#### DATA FOR THIS TASK

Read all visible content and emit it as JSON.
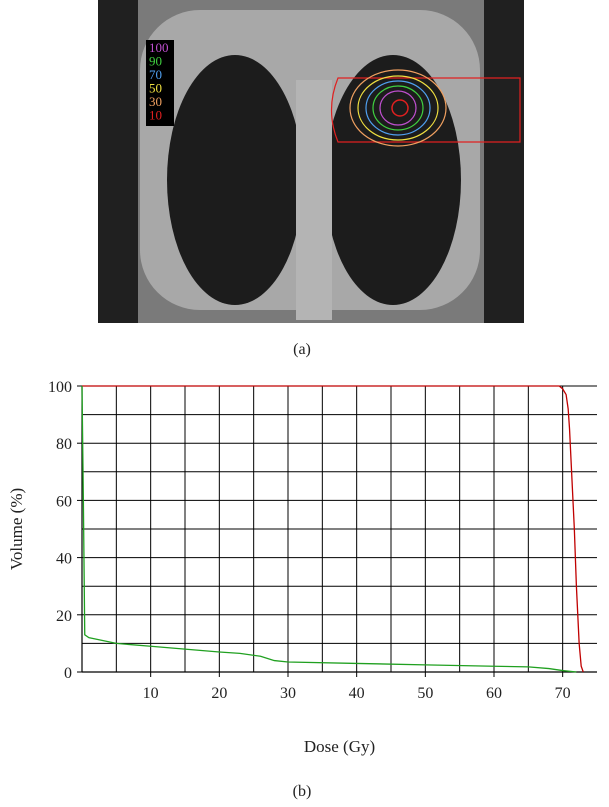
{
  "figure_a": {
    "caption": "(a)",
    "dose_legend": [
      {
        "label": "100",
        "color": "#c050d0"
      },
      {
        "label": "90",
        "color": "#40d040"
      },
      {
        "label": "70",
        "color": "#50a0f0"
      },
      {
        "label": "50",
        "color": "#f0e040"
      },
      {
        "label": "30",
        "color": "#f0a060"
      },
      {
        "label": "10",
        "color": "#e02020"
      }
    ]
  },
  "chart_data": {
    "type": "line",
    "xlabel": "Dose (Gy)",
    "ylabel": "Volume (%)",
    "xlim": [
      0,
      75
    ],
    "ylim": [
      0,
      100
    ],
    "xticks": [
      10,
      20,
      30,
      40,
      50,
      60,
      70
    ],
    "yticks": [
      0,
      20,
      40,
      60,
      80,
      100
    ],
    "x_gridlines": [
      5,
      10,
      15,
      20,
      25,
      30,
      35,
      40,
      45,
      50,
      55,
      60,
      65,
      70
    ],
    "y_gridlines": [
      10,
      20,
      30,
      40,
      50,
      60,
      70,
      80,
      90,
      100
    ],
    "grid": true,
    "series": [
      {
        "color": "#c00000",
        "x": [
          0,
          69.5,
          70,
          70.5,
          70.8,
          71,
          71.3,
          71.7,
          72,
          72.4,
          72.7,
          73
        ],
        "values": [
          100,
          100,
          99,
          97,
          92,
          85,
          70,
          50,
          30,
          10,
          2,
          0
        ]
      },
      {
        "color": "#20a020",
        "x": [
          0,
          0.2,
          0.4,
          1,
          3,
          5,
          10,
          15,
          20,
          23,
          26,
          28,
          30,
          40,
          50,
          60,
          65,
          68,
          70,
          72
        ],
        "values": [
          100,
          60,
          13,
          12,
          11,
          10,
          9,
          8,
          7,
          6.5,
          5.5,
          4,
          3.5,
          3,
          2.5,
          2,
          1.8,
          1.2,
          0.5,
          0
        ]
      }
    ]
  },
  "figure_b": {
    "caption": "(b)"
  }
}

########

## OBJECTIVE
Leave out the pictures and transcribe everything else exactly.

## FULL SOLUTION
Read all visible content and emit it as JSON.
{
  "figure_a": {
    "caption": "(a)",
    "dose_legend": [
      {
        "label": "100",
        "color": "#c050d0"
      },
      {
        "label": "90",
        "color": "#40d040"
      },
      {
        "label": "70",
        "color": "#50a0f0"
      },
      {
        "label": "50",
        "color": "#f0e040"
      },
      {
        "label": "30",
        "color": "#f0a060"
      },
      {
        "label": "10",
        "color": "#e02020"
      }
    ]
  },
  "chart_data": {
    "type": "line",
    "xlabel": "Dose (Gy)",
    "ylabel": "Volume (%)",
    "xlim": [
      0,
      75
    ],
    "ylim": [
      0,
      100
    ],
    "xticks": [
      10,
      20,
      30,
      40,
      50,
      60,
      70
    ],
    "yticks": [
      0,
      20,
      40,
      60,
      80,
      100
    ],
    "x_gridlines": [
      5,
      10,
      15,
      20,
      25,
      30,
      35,
      40,
      45,
      50,
      55,
      60,
      65,
      70
    ],
    "y_gridlines": [
      10,
      20,
      30,
      40,
      50,
      60,
      70,
      80,
      90,
      100
    ],
    "grid": true,
    "series": [
      {
        "color": "#c00000",
        "x": [
          0,
          69.5,
          70,
          70.5,
          70.8,
          71,
          71.3,
          71.7,
          72,
          72.4,
          72.7,
          73
        ],
        "values": [
          100,
          100,
          99,
          97,
          92,
          85,
          70,
          50,
          30,
          10,
          2,
          0
        ]
      },
      {
        "color": "#20a020",
        "x": [
          0,
          0.2,
          0.4,
          1,
          3,
          5,
          10,
          15,
          20,
          23,
          26,
          28,
          30,
          40,
          50,
          60,
          65,
          68,
          70,
          72
        ],
        "values": [
          100,
          60,
          13,
          12,
          11,
          10,
          9,
          8,
          7,
          6.5,
          5.5,
          4,
          3.5,
          3,
          2.5,
          2,
          1.8,
          1.2,
          0.5,
          0
        ]
      }
    ]
  },
  "figure_b": {
    "caption": "(b)"
  }
}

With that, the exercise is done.